## INSTRUCTIONS FOR THE TASK
Each record below must be written out exactly as given.

[PROVIDED RECORDS — start]

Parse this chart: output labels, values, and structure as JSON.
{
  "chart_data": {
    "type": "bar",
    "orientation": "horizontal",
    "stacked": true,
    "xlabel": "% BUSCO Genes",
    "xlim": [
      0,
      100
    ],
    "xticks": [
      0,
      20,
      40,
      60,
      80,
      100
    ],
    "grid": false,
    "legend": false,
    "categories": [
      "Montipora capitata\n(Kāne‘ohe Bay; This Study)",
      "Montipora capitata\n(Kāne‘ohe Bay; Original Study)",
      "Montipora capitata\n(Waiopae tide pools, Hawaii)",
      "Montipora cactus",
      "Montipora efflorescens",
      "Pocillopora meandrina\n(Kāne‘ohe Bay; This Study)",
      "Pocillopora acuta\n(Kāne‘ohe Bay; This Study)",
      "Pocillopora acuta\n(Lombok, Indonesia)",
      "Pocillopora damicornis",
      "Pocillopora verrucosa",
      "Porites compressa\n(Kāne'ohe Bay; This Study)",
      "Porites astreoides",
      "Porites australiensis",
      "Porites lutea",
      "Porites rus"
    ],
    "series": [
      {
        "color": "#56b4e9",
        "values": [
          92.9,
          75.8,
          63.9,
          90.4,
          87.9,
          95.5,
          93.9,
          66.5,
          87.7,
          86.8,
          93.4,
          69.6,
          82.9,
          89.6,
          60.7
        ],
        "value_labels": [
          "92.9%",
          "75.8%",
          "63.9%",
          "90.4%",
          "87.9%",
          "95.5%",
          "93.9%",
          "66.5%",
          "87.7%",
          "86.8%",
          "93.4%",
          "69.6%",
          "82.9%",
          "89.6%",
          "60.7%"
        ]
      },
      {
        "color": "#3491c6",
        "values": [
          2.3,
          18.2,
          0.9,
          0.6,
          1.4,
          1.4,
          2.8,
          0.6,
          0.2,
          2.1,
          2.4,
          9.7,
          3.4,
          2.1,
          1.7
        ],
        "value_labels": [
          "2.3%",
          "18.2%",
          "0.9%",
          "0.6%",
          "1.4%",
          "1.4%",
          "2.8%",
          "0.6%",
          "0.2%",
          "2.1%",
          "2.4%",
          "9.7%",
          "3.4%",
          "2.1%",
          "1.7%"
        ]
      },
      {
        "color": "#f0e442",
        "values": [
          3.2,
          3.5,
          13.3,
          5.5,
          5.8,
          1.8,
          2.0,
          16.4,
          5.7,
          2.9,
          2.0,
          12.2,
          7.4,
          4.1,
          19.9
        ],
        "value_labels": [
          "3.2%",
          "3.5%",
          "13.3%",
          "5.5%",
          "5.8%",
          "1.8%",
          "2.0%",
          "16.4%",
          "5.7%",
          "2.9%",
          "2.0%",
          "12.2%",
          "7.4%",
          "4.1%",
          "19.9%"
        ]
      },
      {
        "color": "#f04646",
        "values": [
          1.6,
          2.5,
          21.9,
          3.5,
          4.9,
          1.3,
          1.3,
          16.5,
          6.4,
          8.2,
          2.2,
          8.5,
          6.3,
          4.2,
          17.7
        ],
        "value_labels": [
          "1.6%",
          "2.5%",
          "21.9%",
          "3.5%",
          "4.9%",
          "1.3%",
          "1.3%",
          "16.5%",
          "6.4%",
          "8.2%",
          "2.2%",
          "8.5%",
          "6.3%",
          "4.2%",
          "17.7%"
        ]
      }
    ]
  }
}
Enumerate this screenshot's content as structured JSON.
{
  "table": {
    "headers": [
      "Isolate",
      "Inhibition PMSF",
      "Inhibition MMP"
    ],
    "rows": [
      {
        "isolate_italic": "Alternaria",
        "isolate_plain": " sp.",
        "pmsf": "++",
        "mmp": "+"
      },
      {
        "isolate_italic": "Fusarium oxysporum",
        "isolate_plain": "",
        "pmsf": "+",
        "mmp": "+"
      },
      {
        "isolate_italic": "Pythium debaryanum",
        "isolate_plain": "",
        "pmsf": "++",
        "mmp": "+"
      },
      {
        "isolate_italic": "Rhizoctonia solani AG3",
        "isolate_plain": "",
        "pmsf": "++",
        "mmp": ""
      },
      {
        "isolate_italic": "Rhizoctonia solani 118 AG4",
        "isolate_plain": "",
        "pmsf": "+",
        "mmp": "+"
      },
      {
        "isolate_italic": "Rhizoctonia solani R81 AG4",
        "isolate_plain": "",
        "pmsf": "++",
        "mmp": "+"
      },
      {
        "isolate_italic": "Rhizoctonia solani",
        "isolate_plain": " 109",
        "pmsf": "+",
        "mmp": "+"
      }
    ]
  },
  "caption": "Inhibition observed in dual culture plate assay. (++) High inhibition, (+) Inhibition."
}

[PROVIDED RECORDS — finish]

## TASK OUTPUT
Parse this chart: output labels, values, and structure as JSON.
{
  "chart_data": {
    "type": "bar",
    "orientation": "horizontal",
    "stacked": true,
    "xlabel": "% BUSCO Genes",
    "xlim": [
      0,
      100
    ],
    "xticks": [
      0,
      20,
      40,
      60,
      80,
      100
    ],
    "grid": false,
    "legend": false,
    "categories": [
      "Montipora capitata\n(Kāne‘ohe Bay; This Study)",
      "Montipora capitata\n(Kāne‘ohe Bay; Original Study)",
      "Montipora capitata\n(Waiopae tide pools, Hawaii)",
      "Montipora cactus",
      "Montipora efflorescens",
      "Pocillopora meandrina\n(Kāne‘ohe Bay; This Study)",
      "Pocillopora acuta\n(Kāne‘ohe Bay; This Study)",
      "Pocillopora acuta\n(Lombok, Indonesia)",
      "Pocillopora damicornis",
      "Pocillopora verrucosa",
      "Porites compressa\n(Kāne'ohe Bay; This Study)",
      "Porites astreoides",
      "Porites australiensis",
      "Porites lutea",
      "Porites rus"
    ],
    "series": [
      {
        "color": "#56b4e9",
        "values": [
          92.9,
          75.8,
          63.9,
          90.4,
          87.9,
          95.5,
          93.9,
          66.5,
          87.7,
          86.8,
          93.4,
          69.6,
          82.9,
          89.6,
          60.7
        ],
        "value_labels": [
          "92.9%",
          "75.8%",
          "63.9%",
          "90.4%",
          "87.9%",
          "95.5%",
          "93.9%",
          "66.5%",
          "87.7%",
          "86.8%",
          "93.4%",
          "69.6%",
          "82.9%",
          "89.6%",
          "60.7%"
        ]
      },
      {
        "color": "#3491c6",
        "values": [
          2.3,
          18.2,
          0.9,
          0.6,
          1.4,
          1.4,
          2.8,
          0.6,
          0.2,
          2.1,
          2.4,
          9.7,
          3.4,
          2.1,
          1.7
        ],
        "value_labels": [
          "2.3%",
          "18.2%",
          "0.9%",
          "0.6%",
          "1.4%",
          "1.4%",
          "2.8%",
          "0.6%",
          "0.2%",
          "2.1%",
          "2.4%",
          "9.7%",
          "3.4%",
          "2.1%",
          "1.7%"
        ]
      },
      {
        "color": "#f0e442",
        "values": [
          3.2,
          3.5,
          13.3,
          5.5,
          5.8,
          1.8,
          2.0,
          16.4,
          5.7,
          2.9,
          2.0,
          12.2,
          7.4,
          4.1,
          19.9
        ],
        "value_labels": [
          "3.2%",
          "3.5%",
          "13.3%",
          "5.5%",
          "5.8%",
          "1.8%",
          "2.0%",
          "16.4%",
          "5.7%",
          "2.9%",
          "2.0%",
          "12.2%",
          "7.4%",
          "4.1%",
          "19.9%"
        ]
      },
      {
        "color": "#f04646",
        "values": [
          1.6,
          2.5,
          21.9,
          3.5,
          4.9,
          1.3,
          1.3,
          16.5,
          6.4,
          8.2,
          2.2,
          8.5,
          6.3,
          4.2,
          17.7
        ],
        "value_labels": [
          "1.6%",
          "2.5%",
          "21.9%",
          "3.5%",
          "4.9%",
          "1.3%",
          "1.3%",
          "16.5%",
          "6.4%",
          "8.2%",
          "2.2%",
          "8.5%",
          "6.3%",
          "4.2%",
          "17.7%"
        ]
      }
    ]
  }
}
Enumerate this screenshot's content as structured JSON.
{
  "table": {
    "headers": [
      "Isolate",
      "Inhibition PMSF",
      "Inhibition MMP"
    ],
    "rows": [
      {
        "isolate_italic": "Alternaria",
        "isolate_plain": " sp.",
        "pmsf": "++",
        "mmp": "+"
      },
      {
        "isolate_italic": "Fusarium oxysporum",
        "isolate_plain": "",
        "pmsf": "+",
        "mmp": "+"
      },
      {
        "isolate_italic": "Pythium debaryanum",
        "isolate_plain": "",
        "pmsf": "++",
        "mmp": "+"
      },
      {
        "isolate_italic": "Rhizoctonia solani AG3",
        "isolate_plain": "",
        "pmsf": "++",
        "mmp": ""
      },
      {
        "isolate_italic": "Rhizoctonia solani 118 AG4",
        "isolate_plain": "",
        "pmsf": "+",
        "mmp": "+"
      },
      {
        "isolate_italic": "Rhizoctonia solani R81 AG4",
        "isolate_plain": "",
        "pmsf": "++",
        "mmp": "+"
      },
      {
        "isolate_italic": "Rhizoctonia solani",
        "isolate_plain": " 109",
        "pmsf": "+",
        "mmp": "+"
      }
    ]
  },
  "caption": "Inhibition observed in dual culture plate assay. (++) High inhibition, (+) Inhibition."
}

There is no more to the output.